INFORMATION SHOWN:
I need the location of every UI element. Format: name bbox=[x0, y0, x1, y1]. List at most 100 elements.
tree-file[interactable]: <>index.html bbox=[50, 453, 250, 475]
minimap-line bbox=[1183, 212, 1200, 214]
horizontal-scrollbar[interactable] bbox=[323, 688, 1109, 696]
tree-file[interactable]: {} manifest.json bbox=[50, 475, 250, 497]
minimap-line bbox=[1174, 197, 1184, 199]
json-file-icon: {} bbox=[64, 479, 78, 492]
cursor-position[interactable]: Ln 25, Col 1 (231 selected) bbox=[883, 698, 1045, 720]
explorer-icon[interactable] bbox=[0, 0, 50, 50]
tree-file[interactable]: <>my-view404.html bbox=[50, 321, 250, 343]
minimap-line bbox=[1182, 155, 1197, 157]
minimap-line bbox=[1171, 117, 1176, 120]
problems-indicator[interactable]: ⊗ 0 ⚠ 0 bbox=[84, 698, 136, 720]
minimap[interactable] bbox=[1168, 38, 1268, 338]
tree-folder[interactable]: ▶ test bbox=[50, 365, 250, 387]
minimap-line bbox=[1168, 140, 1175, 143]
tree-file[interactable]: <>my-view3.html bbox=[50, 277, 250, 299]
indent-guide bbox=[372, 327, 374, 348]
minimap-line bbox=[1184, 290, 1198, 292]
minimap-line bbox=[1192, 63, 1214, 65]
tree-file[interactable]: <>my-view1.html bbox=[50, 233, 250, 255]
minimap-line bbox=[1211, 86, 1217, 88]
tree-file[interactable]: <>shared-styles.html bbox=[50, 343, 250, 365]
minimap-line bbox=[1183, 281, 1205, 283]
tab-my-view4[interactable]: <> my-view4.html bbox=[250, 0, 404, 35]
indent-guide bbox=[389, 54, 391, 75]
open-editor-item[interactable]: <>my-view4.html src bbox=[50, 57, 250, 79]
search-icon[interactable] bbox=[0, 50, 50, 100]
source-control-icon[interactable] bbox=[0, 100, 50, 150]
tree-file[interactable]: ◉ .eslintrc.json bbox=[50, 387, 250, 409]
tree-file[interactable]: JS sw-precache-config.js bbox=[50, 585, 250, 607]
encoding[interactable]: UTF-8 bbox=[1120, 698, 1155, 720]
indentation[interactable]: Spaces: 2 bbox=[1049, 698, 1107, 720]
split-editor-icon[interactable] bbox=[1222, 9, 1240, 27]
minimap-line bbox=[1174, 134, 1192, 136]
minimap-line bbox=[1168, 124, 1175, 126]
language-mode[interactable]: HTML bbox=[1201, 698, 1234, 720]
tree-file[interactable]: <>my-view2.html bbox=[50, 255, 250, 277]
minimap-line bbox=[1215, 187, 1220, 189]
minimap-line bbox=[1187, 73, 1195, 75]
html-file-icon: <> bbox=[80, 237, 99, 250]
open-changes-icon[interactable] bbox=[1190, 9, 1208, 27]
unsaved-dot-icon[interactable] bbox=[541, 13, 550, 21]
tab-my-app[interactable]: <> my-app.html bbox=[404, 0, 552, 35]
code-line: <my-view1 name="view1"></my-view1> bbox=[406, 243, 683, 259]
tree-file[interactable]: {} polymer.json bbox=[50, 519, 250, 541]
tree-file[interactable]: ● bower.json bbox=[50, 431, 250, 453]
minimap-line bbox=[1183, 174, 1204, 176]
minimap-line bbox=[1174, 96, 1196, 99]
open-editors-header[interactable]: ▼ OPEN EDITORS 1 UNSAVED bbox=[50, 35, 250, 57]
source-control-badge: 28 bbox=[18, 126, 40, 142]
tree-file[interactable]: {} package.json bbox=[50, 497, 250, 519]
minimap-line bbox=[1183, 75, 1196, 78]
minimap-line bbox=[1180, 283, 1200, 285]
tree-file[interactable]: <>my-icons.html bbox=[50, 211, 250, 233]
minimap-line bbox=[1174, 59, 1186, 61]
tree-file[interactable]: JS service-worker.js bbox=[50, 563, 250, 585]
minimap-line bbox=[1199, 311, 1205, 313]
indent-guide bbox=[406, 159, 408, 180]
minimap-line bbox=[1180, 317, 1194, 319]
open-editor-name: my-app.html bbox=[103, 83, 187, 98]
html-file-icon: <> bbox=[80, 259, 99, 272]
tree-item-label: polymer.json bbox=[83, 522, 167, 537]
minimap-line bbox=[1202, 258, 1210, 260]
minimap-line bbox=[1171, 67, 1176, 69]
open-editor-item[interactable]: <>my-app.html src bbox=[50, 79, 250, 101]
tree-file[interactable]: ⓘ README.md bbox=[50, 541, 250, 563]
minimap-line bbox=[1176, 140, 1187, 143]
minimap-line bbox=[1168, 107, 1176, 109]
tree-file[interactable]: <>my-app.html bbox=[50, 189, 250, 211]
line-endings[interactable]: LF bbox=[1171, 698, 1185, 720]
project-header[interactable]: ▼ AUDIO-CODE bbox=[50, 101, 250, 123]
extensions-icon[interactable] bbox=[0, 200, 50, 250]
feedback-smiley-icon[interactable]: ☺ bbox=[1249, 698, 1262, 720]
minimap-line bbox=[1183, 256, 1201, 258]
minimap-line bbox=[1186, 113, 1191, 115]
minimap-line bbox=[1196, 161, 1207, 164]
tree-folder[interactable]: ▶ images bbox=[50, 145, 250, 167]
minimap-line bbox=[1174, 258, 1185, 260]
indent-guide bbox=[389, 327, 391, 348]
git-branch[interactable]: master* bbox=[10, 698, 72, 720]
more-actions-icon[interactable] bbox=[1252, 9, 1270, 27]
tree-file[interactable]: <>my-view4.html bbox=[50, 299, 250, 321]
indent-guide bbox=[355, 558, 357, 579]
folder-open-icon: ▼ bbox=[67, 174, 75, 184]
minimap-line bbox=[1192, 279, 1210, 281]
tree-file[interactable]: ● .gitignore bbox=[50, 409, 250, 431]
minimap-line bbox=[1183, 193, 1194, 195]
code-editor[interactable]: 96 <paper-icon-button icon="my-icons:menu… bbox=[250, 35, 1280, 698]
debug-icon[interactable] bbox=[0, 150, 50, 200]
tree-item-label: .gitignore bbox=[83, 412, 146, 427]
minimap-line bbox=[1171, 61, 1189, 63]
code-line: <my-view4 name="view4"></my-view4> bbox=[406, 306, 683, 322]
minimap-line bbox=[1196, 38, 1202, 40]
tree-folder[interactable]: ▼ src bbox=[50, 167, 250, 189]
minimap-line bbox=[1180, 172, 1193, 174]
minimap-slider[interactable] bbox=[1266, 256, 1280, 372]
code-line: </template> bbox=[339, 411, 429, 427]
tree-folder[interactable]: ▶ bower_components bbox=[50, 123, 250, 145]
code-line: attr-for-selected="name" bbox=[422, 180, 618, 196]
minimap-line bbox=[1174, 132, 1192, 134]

WRITTEN TASK: Retype all of the records above word for word, line for line.

RESULT OF THE EXERCISE:
I need the location of every UI element. Format: name bbox=[x0, y0, x1, y1]. List at most 100 elements.
tree-file[interactable]: <>index.html bbox=[50, 453, 250, 475]
minimap-line bbox=[1183, 212, 1200, 214]
horizontal-scrollbar[interactable] bbox=[323, 688, 1109, 696]
tree-file[interactable]: {} manifest.json bbox=[50, 475, 250, 497]
minimap-line bbox=[1174, 197, 1184, 199]
json-file-icon: {} bbox=[64, 479, 78, 492]
cursor-position[interactable]: Ln 25, Col 1 (231 selected) bbox=[883, 698, 1045, 720]
explorer-icon[interactable] bbox=[0, 0, 50, 50]
tree-file[interactable]: <>my-view404.html bbox=[50, 321, 250, 343]
minimap-line bbox=[1182, 155, 1197, 157]
minimap-line bbox=[1171, 117, 1176, 120]
problems-indicator[interactable]: ⊗ 0 ⚠ 0 bbox=[84, 698, 136, 720]
minimap[interactable] bbox=[1168, 38, 1268, 338]
tree-folder[interactable]: ▶ test bbox=[50, 365, 250, 387]
minimap-line bbox=[1168, 140, 1175, 143]
tree-file[interactable]: <>my-view3.html bbox=[50, 277, 250, 299]
indent-guide bbox=[372, 327, 374, 348]
minimap-line bbox=[1184, 290, 1198, 292]
minimap-line bbox=[1192, 63, 1214, 65]
tree-file[interactable]: <>my-view1.html bbox=[50, 233, 250, 255]
minimap-line bbox=[1211, 86, 1217, 88]
tree-file[interactable]: <>shared-styles.html bbox=[50, 343, 250, 365]
minimap-line bbox=[1183, 281, 1205, 283]
tab-my-view4[interactable]: <> my-view4.html bbox=[250, 0, 404, 35]
indent-guide bbox=[389, 54, 391, 75]
open-editor-item[interactable]: <>my-view4.html src bbox=[50, 57, 250, 79]
search-icon[interactable] bbox=[0, 50, 50, 100]
source-control-icon[interactable] bbox=[0, 100, 50, 150]
tree-file[interactable]: ◉ .eslintrc.json bbox=[50, 387, 250, 409]
tree-file[interactable]: JS sw-precache-config.js bbox=[50, 585, 250, 607]
encoding[interactable]: UTF-8 bbox=[1120, 698, 1155, 720]
indentation[interactable]: Spaces: 2 bbox=[1049, 698, 1107, 720]
split-editor-icon[interactable] bbox=[1222, 9, 1240, 27]
minimap-line bbox=[1174, 134, 1192, 136]
minimap-line bbox=[1168, 124, 1175, 126]
language-mode[interactable]: HTML bbox=[1201, 698, 1234, 720]
tree-file[interactable]: <>my-view2.html bbox=[50, 255, 250, 277]
minimap-line bbox=[1215, 187, 1220, 189]
minimap-line bbox=[1187, 73, 1195, 75]
html-file-icon: <> bbox=[80, 237, 99, 250]
open-changes-icon[interactable] bbox=[1190, 9, 1208, 27]
unsaved-dot-icon[interactable] bbox=[541, 13, 550, 21]
tab-my-app[interactable]: <> my-app.html bbox=[404, 0, 552, 35]
code-line: <my-view1 name="view1"></my-view1> bbox=[406, 243, 683, 259]
tree-file[interactable]: {} polymer.json bbox=[50, 519, 250, 541]
tree-file[interactable]: ● bower.json bbox=[50, 431, 250, 453]
minimap-line bbox=[1183, 174, 1204, 176]
minimap-line bbox=[1174, 96, 1196, 99]
open-editors-header[interactable]: ▼ OPEN EDITORS 1 UNSAVED bbox=[50, 35, 250, 57]
source-control-badge: 28 bbox=[18, 126, 40, 142]
tree-file[interactable]: {} package.json bbox=[50, 497, 250, 519]
minimap-line bbox=[1183, 75, 1196, 78]
minimap-line bbox=[1180, 283, 1200, 285]
tree-file[interactable]: <>my-icons.html bbox=[50, 211, 250, 233]
minimap-line bbox=[1174, 59, 1186, 61]
tree-file[interactable]: JS service-worker.js bbox=[50, 563, 250, 585]
minimap-line bbox=[1199, 311, 1205, 313]
indent-guide bbox=[406, 159, 408, 180]
minimap-line bbox=[1180, 317, 1194, 319]
open-editor-name: my-app.html bbox=[103, 83, 187, 98]
html-file-icon: <> bbox=[80, 259, 99, 272]
tree-item-label: polymer.json bbox=[83, 522, 167, 537]
minimap-line bbox=[1202, 258, 1210, 260]
minimap-line bbox=[1171, 67, 1176, 69]
open-editor-item[interactable]: <>my-app.html src bbox=[50, 79, 250, 101]
tree-file[interactable]: ⓘ README.md bbox=[50, 541, 250, 563]
minimap-line bbox=[1176, 140, 1187, 143]
minimap-line bbox=[1168, 107, 1176, 109]
tree-file[interactable]: <>my-app.html bbox=[50, 189, 250, 211]
line-endings[interactable]: LF bbox=[1171, 698, 1185, 720]
project-header[interactable]: ▼ AUDIO-CODE bbox=[50, 101, 250, 123]
extensions-icon[interactable] bbox=[0, 200, 50, 250]
feedback-smiley-icon[interactable]: ☺ bbox=[1249, 698, 1262, 720]
minimap-line bbox=[1183, 256, 1201, 258]
minimap-line bbox=[1186, 113, 1191, 115]
minimap-line bbox=[1196, 161, 1207, 164]
tree-folder[interactable]: ▶ images bbox=[50, 145, 250, 167]
minimap-line bbox=[1174, 258, 1185, 260]
indent-guide bbox=[389, 327, 391, 348]
git-branch[interactable]: master* bbox=[10, 698, 72, 720]
more-actions-icon[interactable] bbox=[1252, 9, 1270, 27]
tree-file[interactable]: <>my-view4.html bbox=[50, 299, 250, 321]
indent-guide bbox=[355, 558, 357, 579]
folder-open-icon: ▼ bbox=[67, 174, 75, 184]
minimap-line bbox=[1192, 279, 1210, 281]
tree-file[interactable]: ● .gitignore bbox=[50, 409, 250, 431]
minimap-line bbox=[1183, 193, 1194, 195]
code-editor[interactable]: 96 <paper-icon-button icon="my-icons:menu… bbox=[250, 35, 1280, 698]
debug-icon[interactable] bbox=[0, 150, 50, 200]
tree-item-label: .gitignore bbox=[83, 412, 146, 427]
minimap-line bbox=[1171, 61, 1189, 63]
code-line: <my-view4 name="view4"></my-view4> bbox=[406, 306, 683, 322]
minimap-line bbox=[1196, 38, 1202, 40]
tree-folder[interactable]: ▼ src bbox=[50, 167, 250, 189]
minimap-line bbox=[1180, 172, 1193, 174]
minimap-slider[interactable] bbox=[1266, 256, 1280, 372]
code-line: </template> bbox=[339, 411, 429, 427]
tree-folder[interactable]: ▶ bower_components bbox=[50, 123, 250, 145]
code-line: attr-for-selected="name" bbox=[422, 180, 618, 196]
minimap-line bbox=[1174, 132, 1192, 134]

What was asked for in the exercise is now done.